INPUT ROWS:
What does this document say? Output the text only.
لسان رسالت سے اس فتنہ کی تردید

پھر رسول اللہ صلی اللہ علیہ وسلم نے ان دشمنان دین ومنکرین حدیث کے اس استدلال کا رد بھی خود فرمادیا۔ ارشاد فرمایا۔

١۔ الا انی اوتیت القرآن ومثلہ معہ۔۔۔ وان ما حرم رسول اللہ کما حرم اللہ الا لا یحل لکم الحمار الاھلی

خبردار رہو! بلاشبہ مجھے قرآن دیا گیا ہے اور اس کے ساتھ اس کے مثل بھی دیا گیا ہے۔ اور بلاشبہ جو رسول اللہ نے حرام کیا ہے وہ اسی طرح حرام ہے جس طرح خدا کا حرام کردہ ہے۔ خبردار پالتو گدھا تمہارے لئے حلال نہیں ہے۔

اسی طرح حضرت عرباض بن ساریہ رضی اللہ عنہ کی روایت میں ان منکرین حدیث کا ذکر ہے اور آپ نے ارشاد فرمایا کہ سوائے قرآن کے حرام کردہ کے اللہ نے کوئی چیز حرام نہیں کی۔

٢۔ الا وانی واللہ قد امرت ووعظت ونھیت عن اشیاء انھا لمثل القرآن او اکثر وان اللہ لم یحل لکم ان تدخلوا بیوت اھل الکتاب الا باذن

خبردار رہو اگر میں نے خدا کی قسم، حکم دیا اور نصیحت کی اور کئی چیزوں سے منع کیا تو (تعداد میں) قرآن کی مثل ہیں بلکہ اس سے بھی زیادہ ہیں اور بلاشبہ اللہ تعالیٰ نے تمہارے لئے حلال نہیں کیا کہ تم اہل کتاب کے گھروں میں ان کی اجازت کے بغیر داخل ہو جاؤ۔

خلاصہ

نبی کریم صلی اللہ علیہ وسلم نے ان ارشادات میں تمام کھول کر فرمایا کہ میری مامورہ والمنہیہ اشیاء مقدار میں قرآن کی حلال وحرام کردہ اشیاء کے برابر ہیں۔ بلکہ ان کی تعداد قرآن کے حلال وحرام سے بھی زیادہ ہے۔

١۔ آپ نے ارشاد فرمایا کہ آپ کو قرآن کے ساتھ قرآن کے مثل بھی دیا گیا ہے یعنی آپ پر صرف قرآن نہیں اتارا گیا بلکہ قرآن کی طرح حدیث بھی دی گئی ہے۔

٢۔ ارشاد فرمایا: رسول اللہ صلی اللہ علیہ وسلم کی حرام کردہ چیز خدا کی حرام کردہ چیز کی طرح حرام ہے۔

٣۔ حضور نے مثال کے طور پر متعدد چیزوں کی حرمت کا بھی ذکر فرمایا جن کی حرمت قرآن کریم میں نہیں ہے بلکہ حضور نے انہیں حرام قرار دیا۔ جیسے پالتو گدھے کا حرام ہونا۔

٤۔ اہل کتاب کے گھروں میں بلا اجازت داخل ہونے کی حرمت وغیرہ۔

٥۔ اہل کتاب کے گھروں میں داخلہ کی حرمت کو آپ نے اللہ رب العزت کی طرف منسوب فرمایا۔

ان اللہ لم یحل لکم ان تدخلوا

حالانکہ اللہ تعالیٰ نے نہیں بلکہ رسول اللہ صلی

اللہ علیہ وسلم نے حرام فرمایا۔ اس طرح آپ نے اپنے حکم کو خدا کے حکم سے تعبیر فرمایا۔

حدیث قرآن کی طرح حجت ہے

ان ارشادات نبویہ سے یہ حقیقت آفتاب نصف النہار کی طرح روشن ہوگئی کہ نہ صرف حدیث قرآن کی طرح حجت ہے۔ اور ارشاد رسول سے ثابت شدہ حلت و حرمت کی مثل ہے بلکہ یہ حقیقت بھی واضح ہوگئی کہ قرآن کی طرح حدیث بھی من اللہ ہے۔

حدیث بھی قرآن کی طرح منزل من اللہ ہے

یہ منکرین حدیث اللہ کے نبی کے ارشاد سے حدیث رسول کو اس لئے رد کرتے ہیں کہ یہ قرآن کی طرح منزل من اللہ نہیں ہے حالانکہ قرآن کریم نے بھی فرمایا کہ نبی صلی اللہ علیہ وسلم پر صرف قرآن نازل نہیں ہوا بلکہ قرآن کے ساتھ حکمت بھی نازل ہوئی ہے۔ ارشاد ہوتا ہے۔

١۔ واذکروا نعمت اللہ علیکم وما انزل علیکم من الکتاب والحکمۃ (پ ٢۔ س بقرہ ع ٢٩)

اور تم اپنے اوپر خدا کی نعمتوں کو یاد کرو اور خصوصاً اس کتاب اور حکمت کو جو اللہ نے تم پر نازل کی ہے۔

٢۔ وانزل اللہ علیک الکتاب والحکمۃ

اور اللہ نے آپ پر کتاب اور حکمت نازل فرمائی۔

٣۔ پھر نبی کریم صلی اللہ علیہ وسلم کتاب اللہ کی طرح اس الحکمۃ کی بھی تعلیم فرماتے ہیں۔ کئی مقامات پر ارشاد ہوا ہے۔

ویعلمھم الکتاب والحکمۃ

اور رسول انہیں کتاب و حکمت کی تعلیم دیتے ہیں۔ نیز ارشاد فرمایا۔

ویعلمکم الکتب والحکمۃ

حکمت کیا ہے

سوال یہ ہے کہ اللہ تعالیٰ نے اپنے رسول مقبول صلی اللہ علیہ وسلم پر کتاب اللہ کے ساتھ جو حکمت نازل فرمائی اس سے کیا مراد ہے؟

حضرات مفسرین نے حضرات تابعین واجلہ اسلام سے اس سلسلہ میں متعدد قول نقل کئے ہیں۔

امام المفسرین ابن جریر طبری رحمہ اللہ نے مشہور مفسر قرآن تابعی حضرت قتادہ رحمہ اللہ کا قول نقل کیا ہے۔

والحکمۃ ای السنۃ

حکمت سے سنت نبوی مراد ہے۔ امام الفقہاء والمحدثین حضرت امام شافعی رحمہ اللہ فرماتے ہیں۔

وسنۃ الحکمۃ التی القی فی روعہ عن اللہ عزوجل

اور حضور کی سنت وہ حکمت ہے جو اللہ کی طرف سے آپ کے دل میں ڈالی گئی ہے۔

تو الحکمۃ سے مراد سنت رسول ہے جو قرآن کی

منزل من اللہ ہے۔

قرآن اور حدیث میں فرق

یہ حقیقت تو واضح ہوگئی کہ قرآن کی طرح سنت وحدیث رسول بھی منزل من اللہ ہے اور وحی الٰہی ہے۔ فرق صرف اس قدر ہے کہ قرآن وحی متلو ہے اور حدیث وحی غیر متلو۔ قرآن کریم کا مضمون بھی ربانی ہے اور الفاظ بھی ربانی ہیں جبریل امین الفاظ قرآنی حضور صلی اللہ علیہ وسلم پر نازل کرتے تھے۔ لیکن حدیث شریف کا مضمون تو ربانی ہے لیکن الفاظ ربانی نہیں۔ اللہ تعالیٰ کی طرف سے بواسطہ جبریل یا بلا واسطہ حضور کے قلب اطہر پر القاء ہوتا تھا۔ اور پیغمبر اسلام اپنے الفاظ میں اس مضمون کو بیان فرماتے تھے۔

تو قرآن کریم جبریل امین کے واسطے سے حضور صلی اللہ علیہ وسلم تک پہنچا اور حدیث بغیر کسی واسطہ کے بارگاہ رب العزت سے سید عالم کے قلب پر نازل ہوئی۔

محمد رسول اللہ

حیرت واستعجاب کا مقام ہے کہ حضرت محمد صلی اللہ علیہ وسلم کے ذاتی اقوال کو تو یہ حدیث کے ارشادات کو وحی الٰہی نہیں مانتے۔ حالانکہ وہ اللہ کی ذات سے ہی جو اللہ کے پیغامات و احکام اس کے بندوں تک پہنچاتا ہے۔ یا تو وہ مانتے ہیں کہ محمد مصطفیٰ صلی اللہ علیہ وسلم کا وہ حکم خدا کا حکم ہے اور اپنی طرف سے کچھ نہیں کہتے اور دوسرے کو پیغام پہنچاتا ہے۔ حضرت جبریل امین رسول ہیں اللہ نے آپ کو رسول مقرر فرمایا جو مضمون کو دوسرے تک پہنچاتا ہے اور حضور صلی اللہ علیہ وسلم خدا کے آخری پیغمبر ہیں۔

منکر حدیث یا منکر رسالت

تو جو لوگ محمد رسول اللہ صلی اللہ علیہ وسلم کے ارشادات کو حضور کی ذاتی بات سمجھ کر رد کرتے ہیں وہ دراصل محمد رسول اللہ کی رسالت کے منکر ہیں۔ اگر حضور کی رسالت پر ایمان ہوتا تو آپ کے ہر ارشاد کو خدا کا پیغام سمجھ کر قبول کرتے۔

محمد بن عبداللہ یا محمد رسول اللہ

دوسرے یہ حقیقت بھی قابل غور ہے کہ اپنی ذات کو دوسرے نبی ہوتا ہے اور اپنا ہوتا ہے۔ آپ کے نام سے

STATED PROBLEM: Where a line of the entries contains the word "چیزوں", copy that line.

TASK SOLUTION:
خبردار رہو اگر میں نے خدا کی قسم، حکم دیا اور نصیحت کی اور کئی چیزوں سے منع کیا تو (تعداد میں) قرآن کی مثل ہیں بلکہ اس سے بھی زیادہ ہیں اور بلاشبہ اللہ تعالیٰ نے تمہارے لئے حلال نہیں کیا کہ تم اہل کتاب کے گھروں میں ان کی اجازت کے بغیر داخل ہو جاؤ۔
٣۔ حضور نے مثال کے طور پر متعدد چیزوں کی حرمت کا بھی ذکر فرمایا جن کی حرمت قرآن کریم میں نہیں ہے بلکہ حضور نے انہیں حرام قرار دیا۔ جیسے پالتو گدھے کا حرام ہونا۔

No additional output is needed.